YOUR GOAL
From the entries below, gather every line containing the string "Runtime".

Data tied to figure images:
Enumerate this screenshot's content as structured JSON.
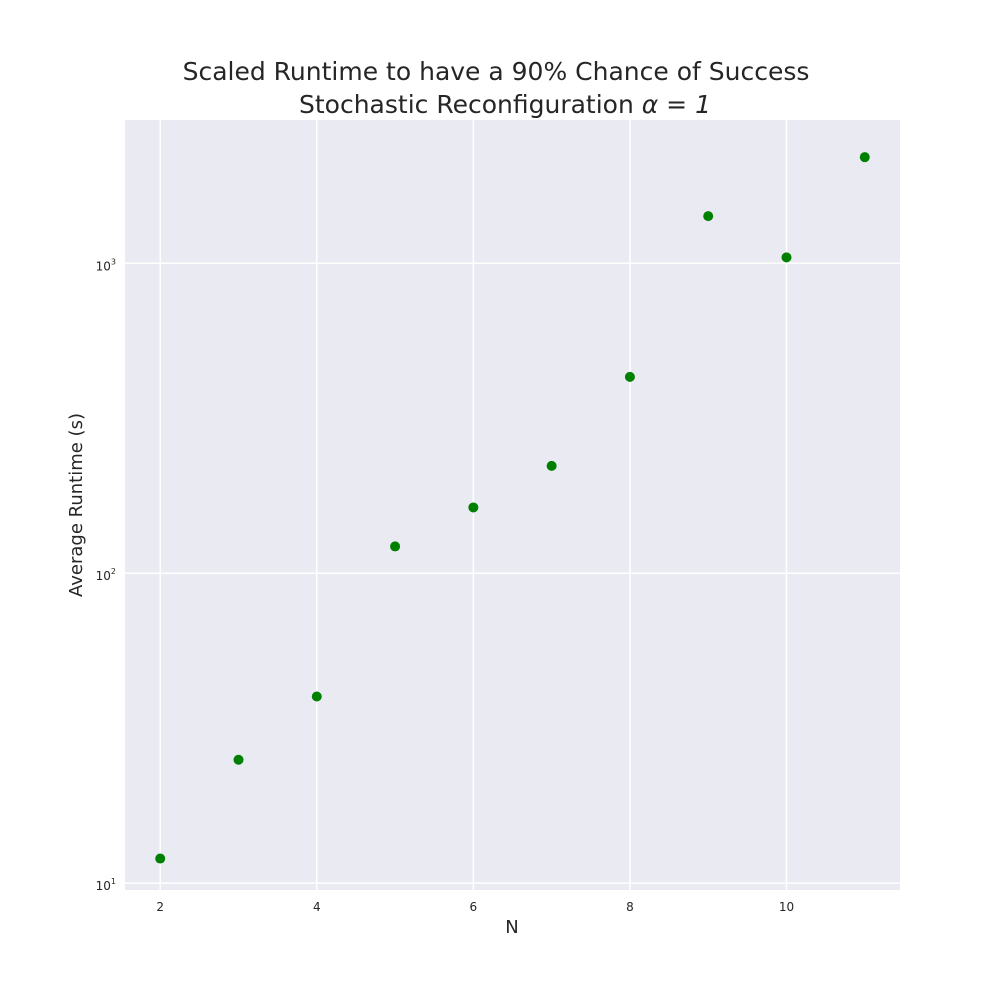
{
  "chart_data": {
    "type": "scatter",
    "title": "Scaled Runtime to have  a 90% Chance of Success",
    "subtitle_prefix": "Stochastic Reconfiguration ",
    "subtitle_math": "α = 1",
    "xlabel": "N",
    "ylabel": "Average Runtime (s)",
    "yscale": "log",
    "xlim": [
      1.55,
      11.45
    ],
    "ylim": [
      9.5,
      2900
    ],
    "x_ticks": [
      2,
      4,
      6,
      8,
      10
    ],
    "y_ticks": [
      {
        "value": 10,
        "base": "10",
        "exp": "1"
      },
      {
        "value": 100,
        "base": "10",
        "exp": "2"
      },
      {
        "value": 1000,
        "base": "10",
        "exp": "3"
      }
    ],
    "grid": true,
    "marker_color": "#008000",
    "background_color": "#eaeaf2",
    "series": [
      {
        "x": [
          2,
          3,
          4,
          5,
          6,
          7,
          8,
          9,
          10,
          11
        ],
        "y": [
          12,
          25,
          40,
          122,
          163,
          222,
          430,
          1420,
          1045,
          2200
        ]
      }
    ]
  }
}
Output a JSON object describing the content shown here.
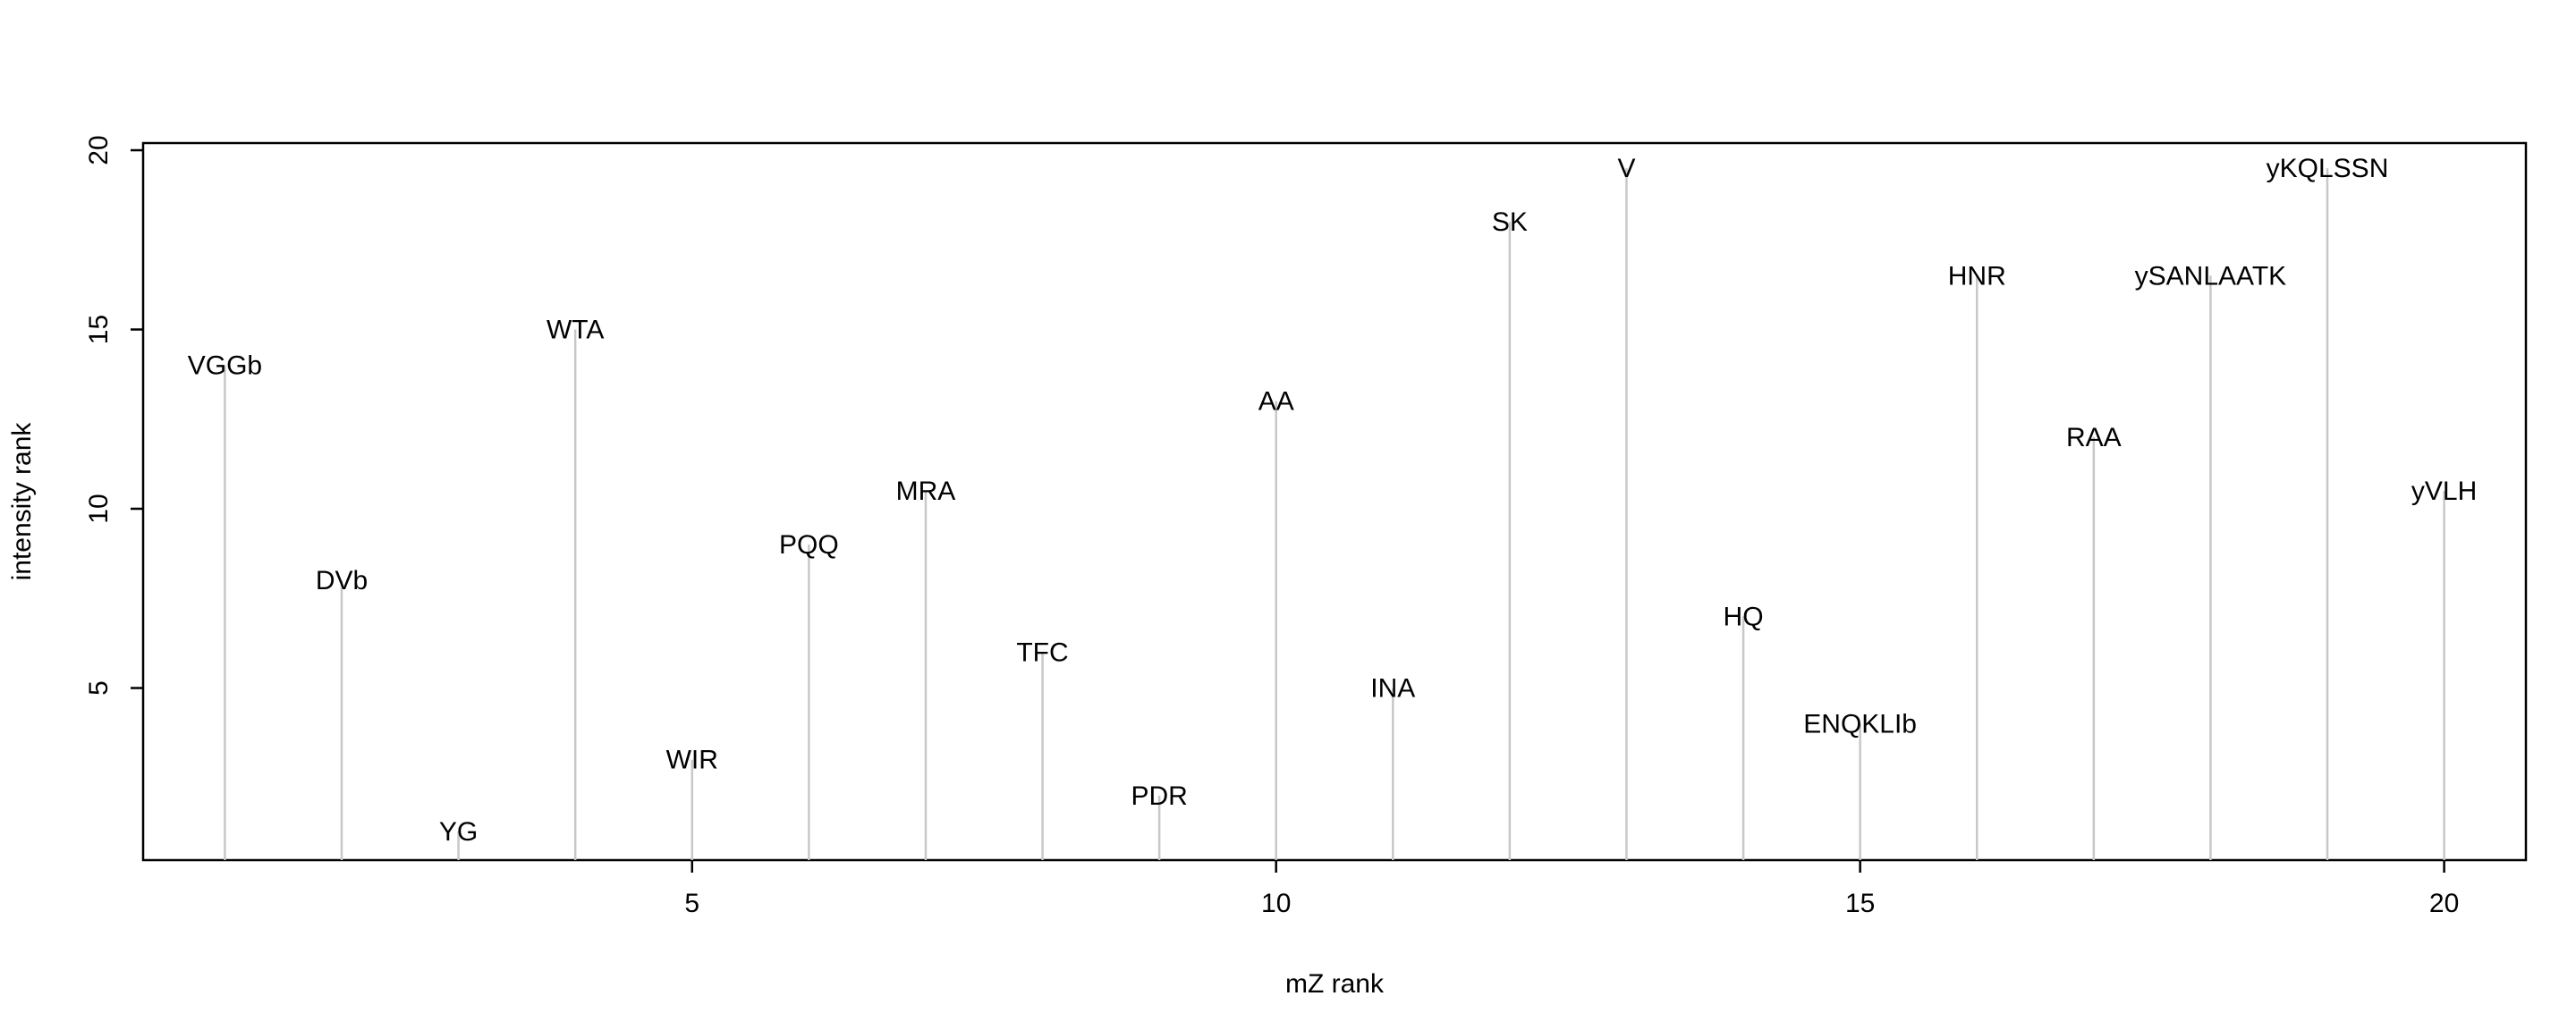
{
  "chart_data": {
    "type": "bar",
    "style": "vertical-lines-with-labels",
    "title": "",
    "xlabel": "mZ rank",
    "ylabel": "intensity rank",
    "xlim": [
      0.3,
      20.7
    ],
    "ylim": [
      0.2,
      20.2
    ],
    "xticks": [
      5,
      10,
      15,
      20
    ],
    "yticks": [
      5,
      10,
      15,
      20
    ],
    "grid": false,
    "line_color": "#c8c8c8",
    "points": [
      {
        "x": 1,
        "y": 14,
        "label": "VGGb"
      },
      {
        "x": 2,
        "y": 8,
        "label": "DVb"
      },
      {
        "x": 3,
        "y": 1,
        "label": "YG"
      },
      {
        "x": 4,
        "y": 15,
        "label": "WTA"
      },
      {
        "x": 5,
        "y": 3,
        "label": "WIR"
      },
      {
        "x": 6,
        "y": 9,
        "label": "PQQ"
      },
      {
        "x": 7,
        "y": 10.5,
        "label": "MRA"
      },
      {
        "x": 8,
        "y": 6,
        "label": "TFC"
      },
      {
        "x": 9,
        "y": 2,
        "label": "PDR"
      },
      {
        "x": 10,
        "y": 13,
        "label": "AA"
      },
      {
        "x": 11,
        "y": 5,
        "label": "INA"
      },
      {
        "x": 12,
        "y": 18,
        "label": "SK"
      },
      {
        "x": 13,
        "y": 19.5,
        "label": "V"
      },
      {
        "x": 14,
        "y": 7,
        "label": "HQ"
      },
      {
        "x": 15,
        "y": 4,
        "label": "ENQKLIb"
      },
      {
        "x": 16,
        "y": 16.5,
        "label": "HNR"
      },
      {
        "x": 17,
        "y": 12,
        "label": "RAA"
      },
      {
        "x": 18,
        "y": 16.5,
        "label": "ySANLAATK"
      },
      {
        "x": 19,
        "y": 19.5,
        "label": "yKQLSSN"
      },
      {
        "x": 20,
        "y": 10.5,
        "label": "yVLH"
      }
    ]
  }
}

FINAL RESULT
    "title": "Scaled Runtime to have  a 90% Chance of Success",
    "ylabel": "Average Runtime (s)",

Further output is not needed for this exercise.